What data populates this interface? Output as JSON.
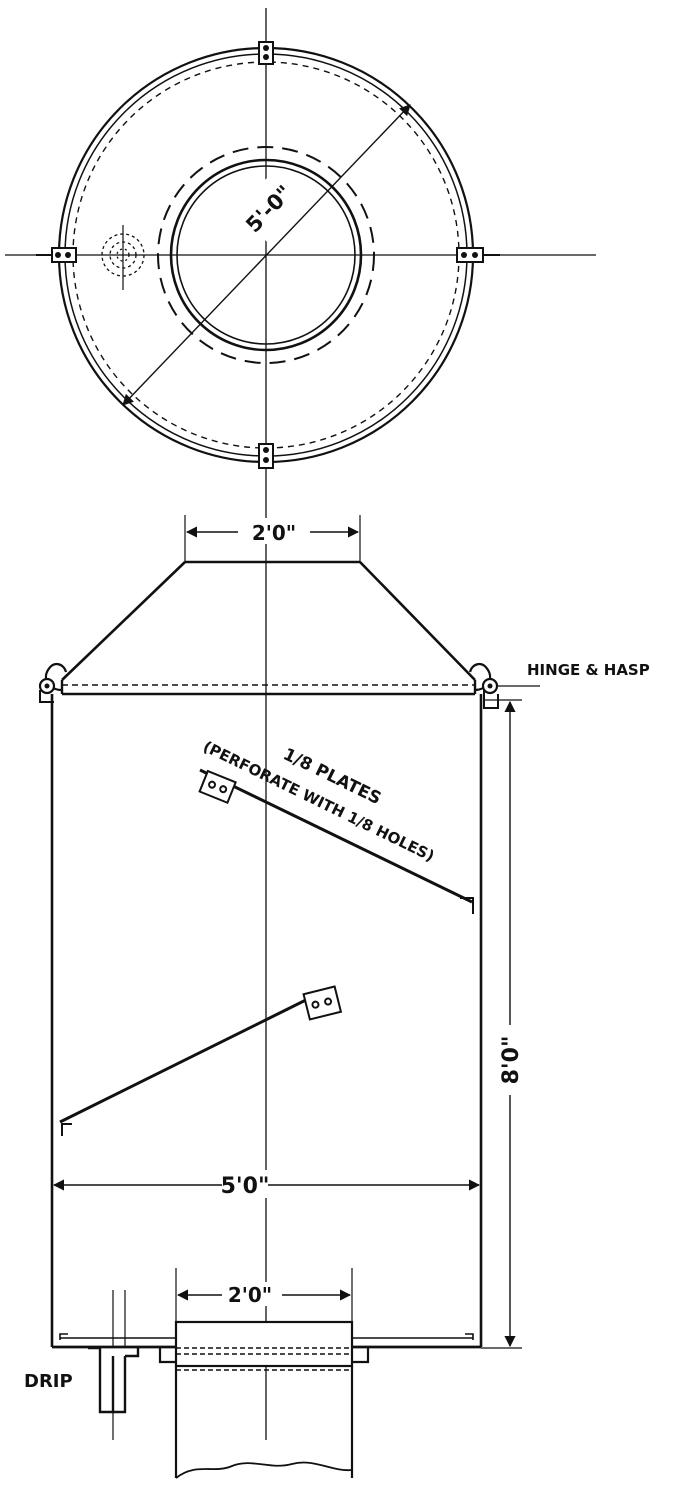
{
  "plan_view": {
    "diameter_label": "5'-0\""
  },
  "elevation": {
    "top_opening_label": "2'0\"",
    "hinge_label": "HINGE & HASP",
    "plate_label_line1": "1/8 PLATES",
    "plate_label_line2": "(PERFORATE WITH 1/8 HOLES)",
    "height_label": "8'0\"",
    "width_label": "5'0\"",
    "bottom_opening_label": "2'0\"",
    "drip_label": "DRIP"
  },
  "colors": {
    "ink": "#111111",
    "paper": "#ffffff"
  }
}
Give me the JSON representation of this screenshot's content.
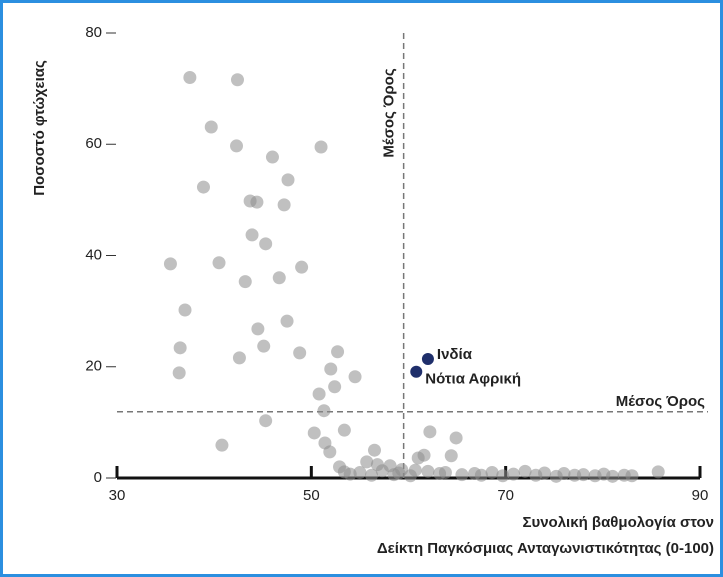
{
  "chart_data": {
    "type": "scatter",
    "ylabel": "Ποσοστό φτώχειας",
    "xlabel": [
      "Συνολική βαθμολογία στον",
      "Δείκτη Παγκόσμιας Ανταγωνιστικότητας (0-100)"
    ],
    "xlim": [
      30,
      90
    ],
    "xticks": [
      30,
      50,
      70,
      90
    ],
    "ylim": [
      0,
      80
    ],
    "yticks": [
      0,
      20,
      40,
      60,
      80
    ],
    "series": [
      {
        "color": "#8c8c8c",
        "x": [
          37.5,
          42.4,
          39.7,
          42.3,
          46.0,
          51.0,
          38.9,
          47.6,
          43.7,
          44.4,
          47.2,
          43.9,
          45.3,
          35.5,
          40.5,
          49.0,
          46.7,
          43.2,
          37.0,
          47.5,
          44.5,
          36.5,
          45.1,
          48.8,
          42.6,
          36.4,
          52.7,
          52.0,
          52.4,
          54.5,
          50.8,
          51.3,
          53.4,
          45.3,
          40.8,
          50.3,
          51.4,
          51.9,
          56.5,
          55.7,
          52.9,
          53.4,
          58.1,
          61.0,
          61.6,
          62.2,
          64.9,
          64.4,
          60.7,
          62.0,
          63.2,
          85.7,
          54.0,
          55.0,
          56.2,
          57.3,
          58.5,
          59.3,
          60.2,
          63.8,
          65.5,
          66.8,
          67.5,
          68.6,
          69.7,
          70.8,
          72.0,
          73.1,
          74.0,
          75.2,
          76.0,
          77.1,
          78.0,
          79.2,
          80.1,
          81.0,
          82.2,
          83.0,
          56.8,
          59.0
        ],
        "values": [
          72,
          71.6,
          63.1,
          59.7,
          57.7,
          59.5,
          52.3,
          53.6,
          49.8,
          49.6,
          49.1,
          43.7,
          42.1,
          38.5,
          38.7,
          37.9,
          36.0,
          35.3,
          30.2,
          28.2,
          26.8,
          23.4,
          23.7,
          22.5,
          21.6,
          18.9,
          22.7,
          19.6,
          16.4,
          18.2,
          15.1,
          12.1,
          8.6,
          10.3,
          5.9,
          8.1,
          6.3,
          4.7,
          5.0,
          2.9,
          2.0,
          1.1,
          2.2,
          3.6,
          4.1,
          8.3,
          7.2,
          4.0,
          1.4,
          1.2,
          0.8,
          1.1,
          0.7,
          1.0,
          0.5,
          1.3,
          0.6,
          1.5,
          0.4,
          1.0,
          0.6,
          0.8,
          0.5,
          1.0,
          0.4,
          0.7,
          1.2,
          0.5,
          0.9,
          0.3,
          0.8,
          0.5,
          0.6,
          0.4,
          0.7,
          0.3,
          0.5,
          0.4,
          2.4,
          0.9
        ]
      },
      {
        "color": "#1f2f6b",
        "x": [
          62.0,
          60.8
        ],
        "values": [
          21.4,
          19.1
        ],
        "labels": [
          "Ινδία",
          "Νότια Αφρική"
        ]
      }
    ],
    "reference_lines": [
      {
        "axis": "x",
        "value": 59.5,
        "label": "Μέσος Όρος"
      },
      {
        "axis": "y",
        "value": 11.9,
        "label": "Μέσος Όρος"
      }
    ]
  }
}
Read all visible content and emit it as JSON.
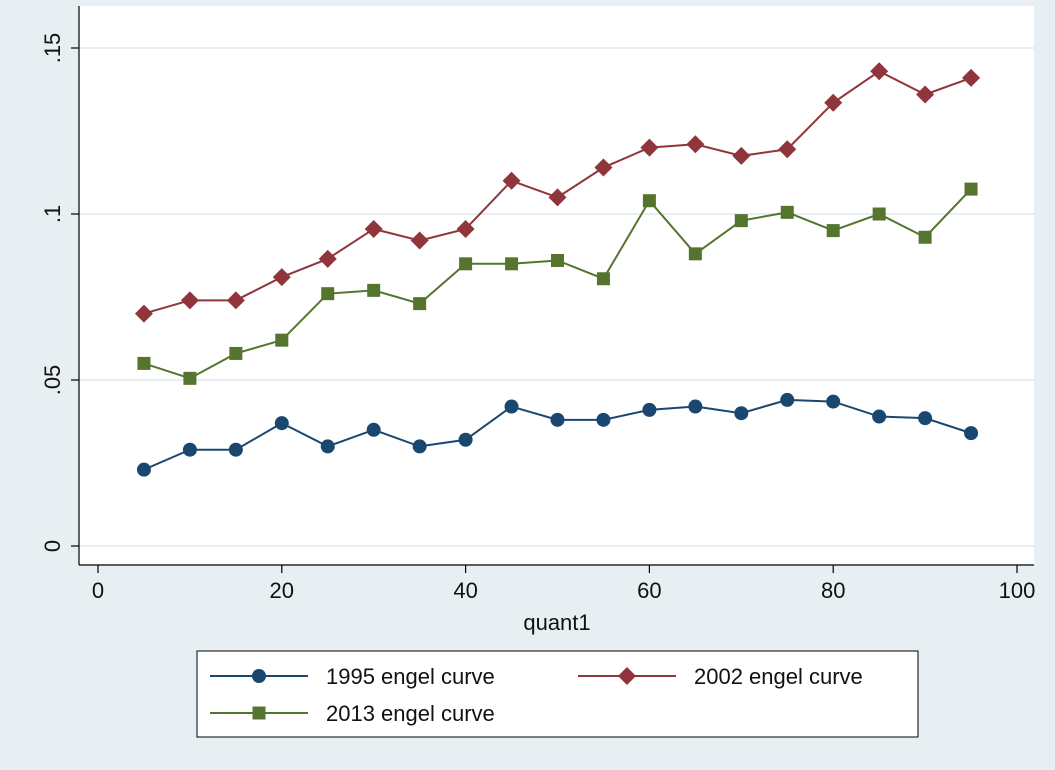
{
  "chart_data": {
    "type": "line",
    "xlabel": "quant1",
    "ylabel": "",
    "xlim": [
      0,
      100
    ],
    "ylim": [
      0,
      0.15
    ],
    "x_ticks": [
      0,
      20,
      40,
      60,
      80,
      100
    ],
    "x_tick_labels": [
      "0",
      "20",
      "40",
      "60",
      "80",
      "100"
    ],
    "y_ticks": [
      0,
      0.05,
      0.1,
      0.15
    ],
    "y_tick_labels": [
      "0",
      ".05",
      ".1",
      ".15"
    ],
    "grid": "horizontal",
    "legend_position": "bottom",
    "x": [
      5,
      10,
      15,
      20,
      25,
      30,
      35,
      40,
      45,
      50,
      55,
      60,
      65,
      70,
      75,
      80,
      85,
      90,
      95
    ],
    "series": [
      {
        "name": "1995 engel curve",
        "color": "#1a476f",
        "marker": "circle",
        "values": [
          0.023,
          0.029,
          0.029,
          0.037,
          0.03,
          0.035,
          0.03,
          0.032,
          0.042,
          0.038,
          0.038,
          0.041,
          0.042,
          0.04,
          0.044,
          0.0435,
          0.039,
          0.0385,
          0.034
        ]
      },
      {
        "name": "2002 engel curve",
        "color": "#90353b",
        "marker": "diamond",
        "values": [
          0.07,
          0.074,
          0.074,
          0.081,
          0.0865,
          0.0955,
          0.092,
          0.0955,
          0.11,
          0.105,
          0.114,
          0.12,
          0.121,
          0.1175,
          0.1195,
          0.1335,
          0.143,
          0.136,
          0.141
        ]
      },
      {
        "name": "2013 engel curve",
        "color": "#55752f",
        "marker": "square",
        "values": [
          0.055,
          0.0505,
          0.058,
          0.062,
          0.076,
          0.077,
          0.073,
          0.085,
          0.085,
          0.086,
          0.0805,
          0.104,
          0.088,
          0.098,
          0.1005,
          0.095,
          0.1,
          0.093,
          0.1075
        ]
      }
    ]
  },
  "colors": {
    "outer_background": "#e8eff3",
    "plot_background": "#ffffff",
    "gridline": "#e8eff3"
  }
}
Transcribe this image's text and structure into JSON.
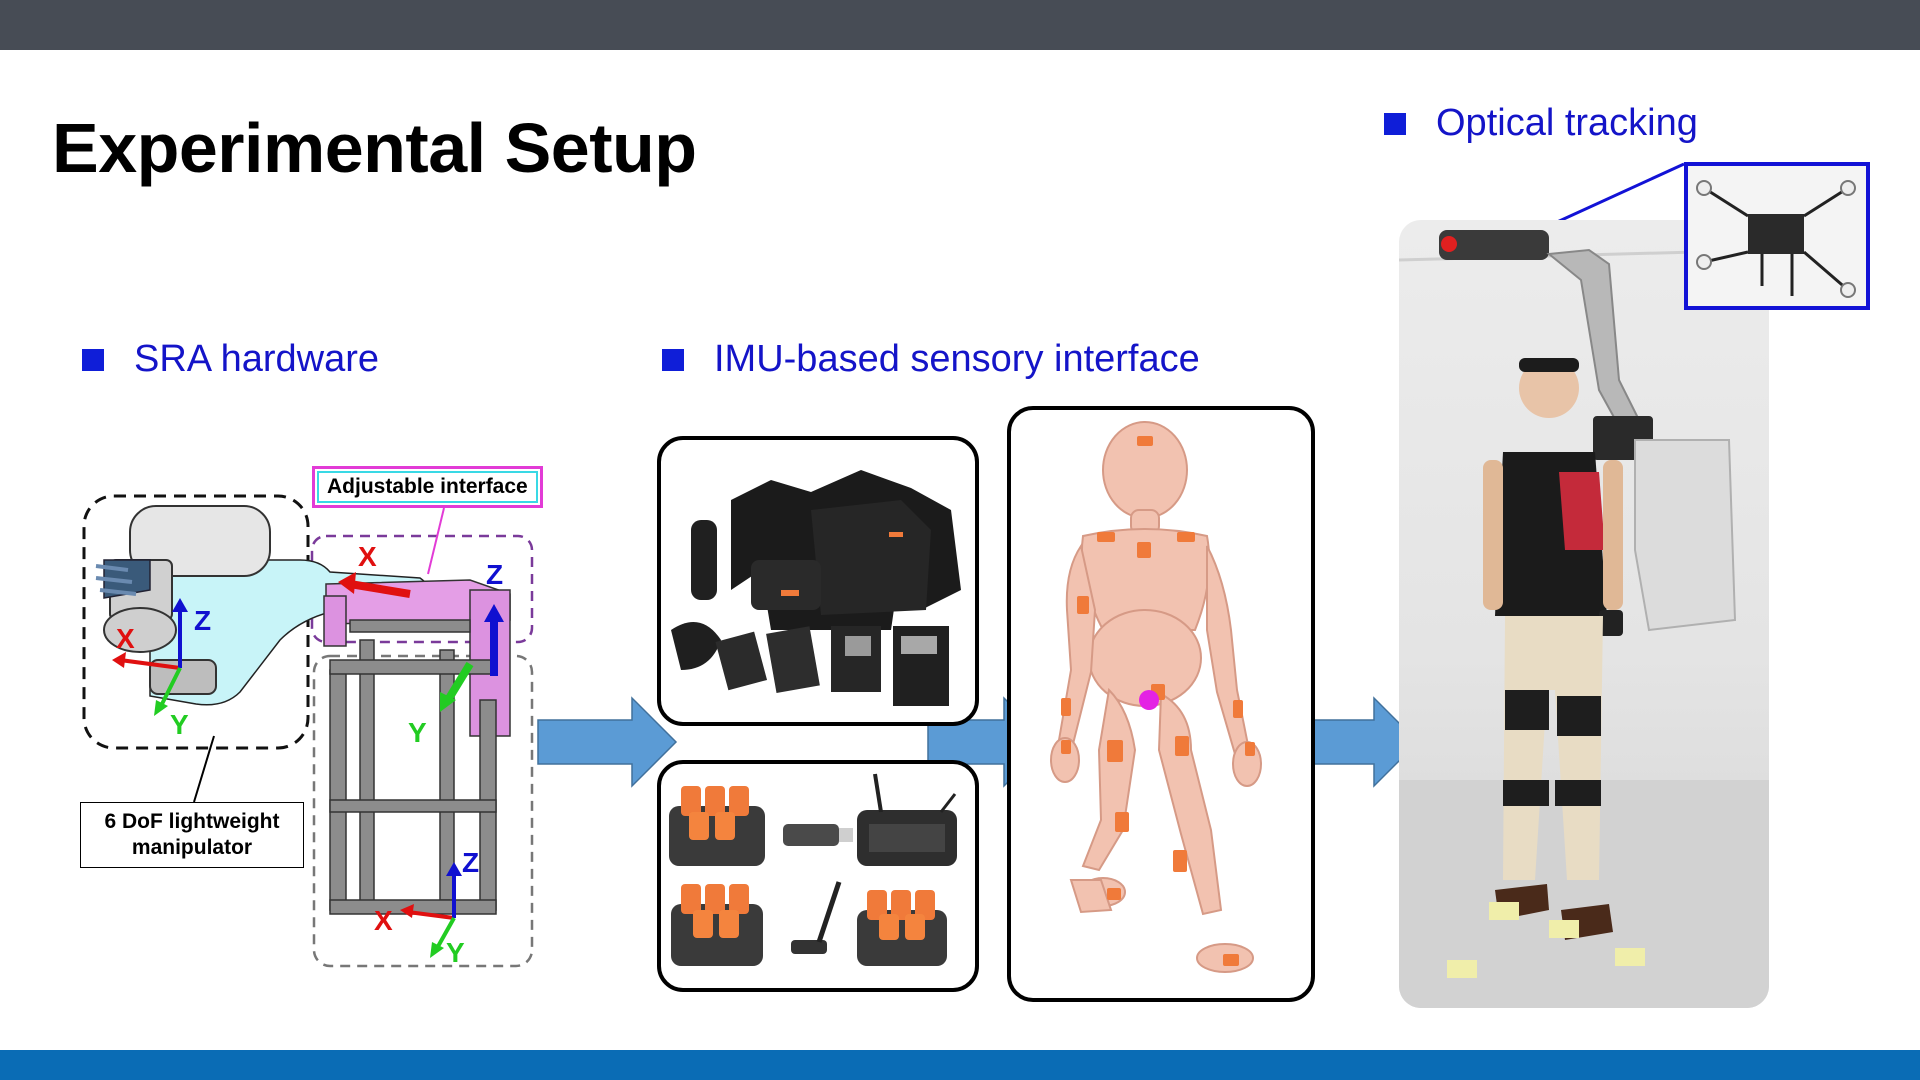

==========

**Written request**
From the entries above, copy every line that holds the word "ffffff".

**Answer to this problem**
    "paper": "#ffffff"
    "plot_background": "#ffffff",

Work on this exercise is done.